DÉVELOPPEMENT ÉCONOMIQUE RÉGIONAL > Marie-Eve Proulx s’engage
Marie-Eve Proulx est ministre déléguée au Développement économique régional. Elle a promis aux Québécois une saison touristique cet été. Marie Grégoire s’entretient avec elle pour faire le point, à quelques semaines des vacances.
On était en plein emploi avant la crise, c’était la croissance. On devait gérer les pénuries de main-d’œuvre. Comment fait-on pour se réajuster ?
« Je suis plus préoccupée par l’économie des régions. Au Québec, la saison touristique génère 3,5 milliards de dollars, soit une grosse partie de l’économie du Québec. »
En termes de références, au niveau de la santé publique, on remonte à 1918 avec la crise espagnole, c’était un autre monde. Pour l’économie, ça nous ramène 30 ans en arrière, à l’époque où les taux de chômage étaient effarants et le marché de l’emploi très hermétique. Je ne pense pas qu’on en arrive là. Les finances publiques ont été bien gérées au fil des années et des crises économiques que l’on a traversées, comme en 2008. Durant les dernières années, on s’est dotés de mécanismes de protection. Ce ne sera pas facile. Une crise des finances publiques pourrait arriver après la crise économique. Au sortir de la crise sanitaire, après l’été, il sera possible de faire un état des lieux. Je suis plus préoccupée par l’économie des régions. Au Québec, la saison touristique génère 3,5 milliards de dollars, soit une grosse partie de l’économie du Québec. Il y a moins de ressources en régions, et l’économie y est moins diversifiée que dans les centres urbains. Si on n’a pas la saison touristique qu’on espère, les régions seront plus touchées.
La culture et le tourisme sont deux moteurs pour l’économie en région. Comment trouver l’équilibre au moment où la contamination présente encore un danger ?

+++

**ÉNONCÉ**: Réécrivez le passage de l'entretien allant de « La culture et » jusqu'à « un danger ? » en remplaçant « tourisme » par « patrimoine ». Vous n'aurez pas besoin des lignes.

**DOCUMENTS FOURNIS**:

+++

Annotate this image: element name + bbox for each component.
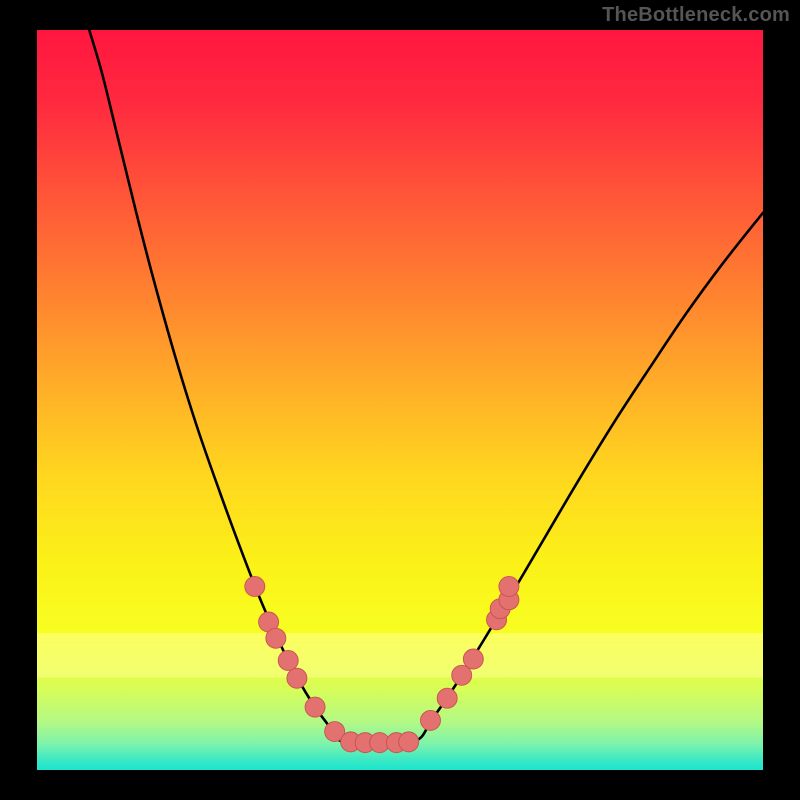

+++

**RÉPONSE DÉTAILLÉE**:
La culture et le patrimoine sont deux moteurs pour l’économie en région. Comment trouver l’équilibre au moment où la contamination présente encore un danger ?